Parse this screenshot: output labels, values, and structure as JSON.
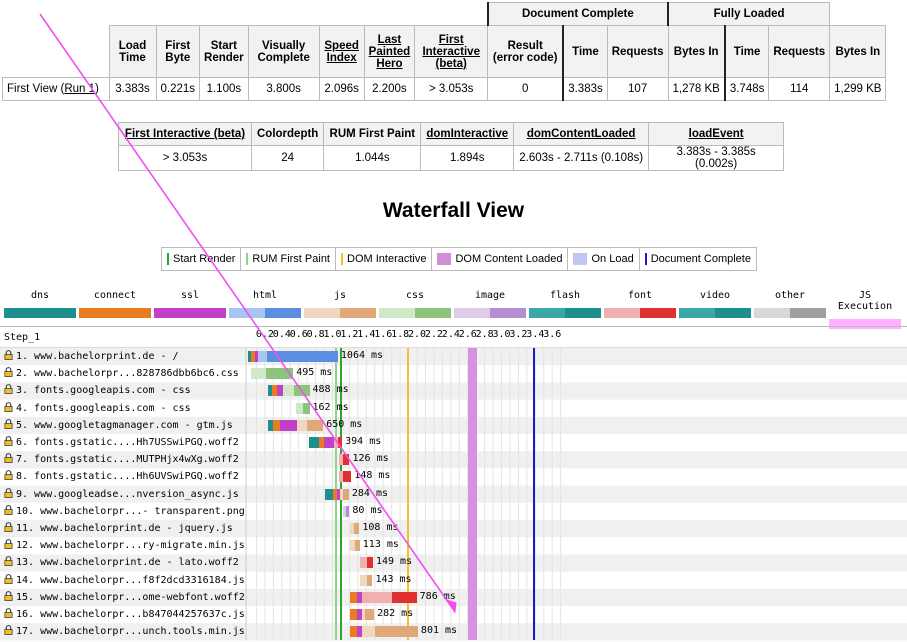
{
  "summary": {
    "groups": {
      "doc_complete": "Document Complete",
      "fully_loaded": "Fully Loaded"
    },
    "headers": [
      "Load Time",
      "First Byte",
      "Start Render",
      "Visually Complete",
      "Speed Index",
      "Last Painted Hero",
      "First Interactive (beta)",
      "Result (error code)",
      "Time",
      "Requests",
      "Bytes In",
      "Time",
      "Requests",
      "Bytes In"
    ],
    "row_label": "First View",
    "run_link": "Run 1",
    "values": [
      "3.383s",
      "0.221s",
      "1.100s",
      "3.800s",
      "2.096s",
      "2.200s",
      "> 3.053s",
      "0",
      "3.383s",
      "107",
      "1,278 KB",
      "3.748s",
      "114",
      "1,299 KB"
    ]
  },
  "interactive": {
    "headers": [
      "First Interactive (beta)",
      "Colordepth",
      "RUM First Paint",
      "domInteractive",
      "domContentLoaded",
      "loadEvent"
    ],
    "values": [
      "> 3.053s",
      "24",
      "1.044s",
      "1.894s",
      "2.603s - 2.711s (0.108s)",
      "3.383s - 3.385s (0.002s)"
    ]
  },
  "waterfall_title": "Waterfall View",
  "milestones_legend": [
    {
      "label": "Start Render",
      "color": "#28a828",
      "kind": "line"
    },
    {
      "label": "RUM First Paint",
      "color": "#8fd18f",
      "kind": "line"
    },
    {
      "label": "DOM Interactive",
      "color": "#f0c030",
      "kind": "line"
    },
    {
      "label": "DOM Content Loaded",
      "color": "#d08ed8",
      "kind": "box"
    },
    {
      "label": "On Load",
      "color": "#c0c8f0",
      "kind": "box"
    },
    {
      "label": "Document Complete",
      "color": "#1a1ac8",
      "kind": "line"
    }
  ],
  "type_legend": [
    {
      "label": "dns",
      "color": "#1e8e8e"
    },
    {
      "label": "connect",
      "color": "#e87c20"
    },
    {
      "label": "ssl",
      "color": "#c040c8"
    },
    {
      "label": "html",
      "color": "#a8c4f0",
      "dark": "#5a8ee0"
    },
    {
      "label": "js",
      "color": "#f0d8c0",
      "dark": "#e0a878"
    },
    {
      "label": "css",
      "color": "#cfe8c8",
      "dark": "#8cc47c"
    },
    {
      "label": "image",
      "color": "#dccce8",
      "dark": "#b48ed0"
    },
    {
      "label": "flash",
      "color": "#3aa8a8",
      "dark": "#1e8e8e"
    },
    {
      "label": "font",
      "color": "#f0b0b0",
      "dark": "#e03030"
    },
    {
      "label": "video",
      "color": "#3aa8a8",
      "dark": "#1e8e8e"
    },
    {
      "label": "other",
      "color": "#d8d8d8",
      "dark": "#a0a0a0"
    },
    {
      "label": "JS Execution",
      "color": "#ffb0ff",
      "dark": "#ffb0ff"
    }
  ],
  "waterfall": {
    "step_label": "Step_1",
    "ticks": [
      "0.2",
      "0.4",
      "0.6",
      "0.8",
      "1.0",
      "1.2",
      "1.4",
      "1.6",
      "1.8",
      "2.0",
      "2.2",
      "2.4",
      "2.6",
      "2.8",
      "3.0",
      "3.2",
      "3.4",
      "3.6"
    ],
    "requests": [
      {
        "label": "1. www.bachelorprint.de - /",
        "ms": "1064 ms",
        "type": "html",
        "start": 0.0,
        "dns": 0.04,
        "connect": 0.04,
        "ssl": 0.04,
        "ttfb_end": 0.221,
        "end": 1.064,
        "js_exec": []
      },
      {
        "label": "2. www.bachelorpr...828786dbb6bc6.css",
        "ms": "495 ms",
        "type": "css",
        "start": 0.04,
        "dns": 0,
        "connect": 0,
        "ssl": 0,
        "ttfb_end": 0.21,
        "end": 0.535,
        "js_exec": []
      },
      {
        "label": "3. fonts.googleapis.com - css",
        "ms": "488 ms",
        "type": "css",
        "start": 0.24,
        "dns": 0.04,
        "connect": 0.06,
        "ssl": 0.08,
        "ttfb_end": 0.55,
        "end": 0.728,
        "js_exec": []
      },
      {
        "label": "4. fonts.googleapis.com - css",
        "ms": "162 ms",
        "type": "css",
        "start": 0.566,
        "dns": 0,
        "connect": 0,
        "ssl": 0,
        "ttfb_end": 0.65,
        "end": 0.728,
        "js_exec": []
      },
      {
        "label": "5. www.googletagmanager.com - gtm.js",
        "ms": "650 ms",
        "type": "js",
        "start": 0.24,
        "dns": 0.06,
        "connect": 0.08,
        "ssl": 0.2,
        "ttfb_end": 0.7,
        "end": 0.89,
        "js_exec": []
      },
      {
        "label": "6. fonts.gstatic....Hh7USSwiPGQ.woff2",
        "ms": "394 ms",
        "type": "font",
        "start": 0.72,
        "dns": 0.12,
        "connect": 0.06,
        "ssl": 0.12,
        "ttfb_end": 1.07,
        "end": 1.114,
        "js_exec": []
      },
      {
        "label": "7. fonts.gstatic....MUTPHjx4wXg.woff2",
        "ms": "126 ms",
        "type": "font",
        "start": 1.075,
        "dns": 0,
        "connect": 0,
        "ssl": 0,
        "ttfb_end": 1.13,
        "end": 1.201,
        "js_exec": []
      },
      {
        "label": "8. fonts.gstatic....Hh6UVSwiPGQ.woff2",
        "ms": "148 ms",
        "type": "font",
        "start": 1.075,
        "dns": 0,
        "connect": 0,
        "ssl": 0,
        "ttfb_end": 1.12,
        "end": 1.223,
        "js_exec": []
      },
      {
        "label": "9. www.googleadse...nversion_async.js",
        "ms": "284 ms",
        "type": "js",
        "start": 0.91,
        "dns": 0.1,
        "connect": 0.04,
        "ssl": 0.04,
        "ttfb_end": 1.12,
        "end": 1.194,
        "js_exec": []
      },
      {
        "label": "10. www.bachelorpr...- transparent.png",
        "ms": "80 ms",
        "type": "image",
        "start": 1.12,
        "dns": 0,
        "connect": 0,
        "ssl": 0,
        "ttfb_end": 1.16,
        "end": 1.2,
        "js_exec": []
      },
      {
        "label": "11. www.bachelorprint.de - jquery.js",
        "ms": "108 ms",
        "type": "js",
        "start": 1.21,
        "dns": 0,
        "connect": 0,
        "ssl": 0,
        "ttfb_end": 1.26,
        "end": 1.318,
        "js_exec": []
      },
      {
        "label": "12. www.bachelorpr...ry-migrate.min.js",
        "ms": "113 ms",
        "type": "js",
        "start": 1.21,
        "dns": 0,
        "connect": 0,
        "ssl": 0,
        "ttfb_end": 1.27,
        "end": 1.323,
        "js_exec": []
      },
      {
        "label": "13. www.bachelorprint.de - lato.woff2",
        "ms": "149 ms",
        "type": "font",
        "start": 1.33,
        "dns": 0,
        "connect": 0,
        "ssl": 0,
        "ttfb_end": 1.41,
        "end": 1.479,
        "js_exec": []
      },
      {
        "label": "14. www.bachelorpr...f8f2dcd3316184.js",
        "ms": "143 ms",
        "type": "js",
        "start": 1.33,
        "dns": 0,
        "connect": 0,
        "ssl": 0,
        "ttfb_end": 1.41,
        "end": 1.473,
        "js_exec": []
      },
      {
        "label": "15. www.bachelorpr...ome-webfont.woff2",
        "ms": "786 ms",
        "type": "font",
        "start": 1.21,
        "dns": 0,
        "connect": 0.08,
        "ssl": 0.06,
        "ttfb_end": 1.7,
        "end": 1.996,
        "js_exec": []
      },
      {
        "label": "16. www.bachelorpr...b847044257637c.js",
        "ms": "282 ms",
        "type": "js",
        "start": 1.21,
        "dns": 0,
        "connect": 0.08,
        "ssl": 0.06,
        "ttfb_end": 1.38,
        "end": 1.492,
        "js_exec": []
      },
      {
        "label": "17. www.bachelorpr...unch.tools.min.js",
        "ms": "801 ms",
        "type": "js",
        "start": 1.21,
        "dns": 0,
        "connect": 0.08,
        "ssl": 0.06,
        "ttfb_end": 1.5,
        "end": 2.011,
        "js_exec": []
      }
    ],
    "markers": {
      "start_render": 1.1,
      "rum_first_paint": 1.044,
      "dom_interactive": 1.894,
      "dcl_start": 2.603,
      "dcl_end": 2.711,
      "doc_complete": 3.383
    }
  }
}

- _Exercise_: Provide the number of lines in these entries that hold the word "Document", without any accompanying text.

- _Exercise answer_: 2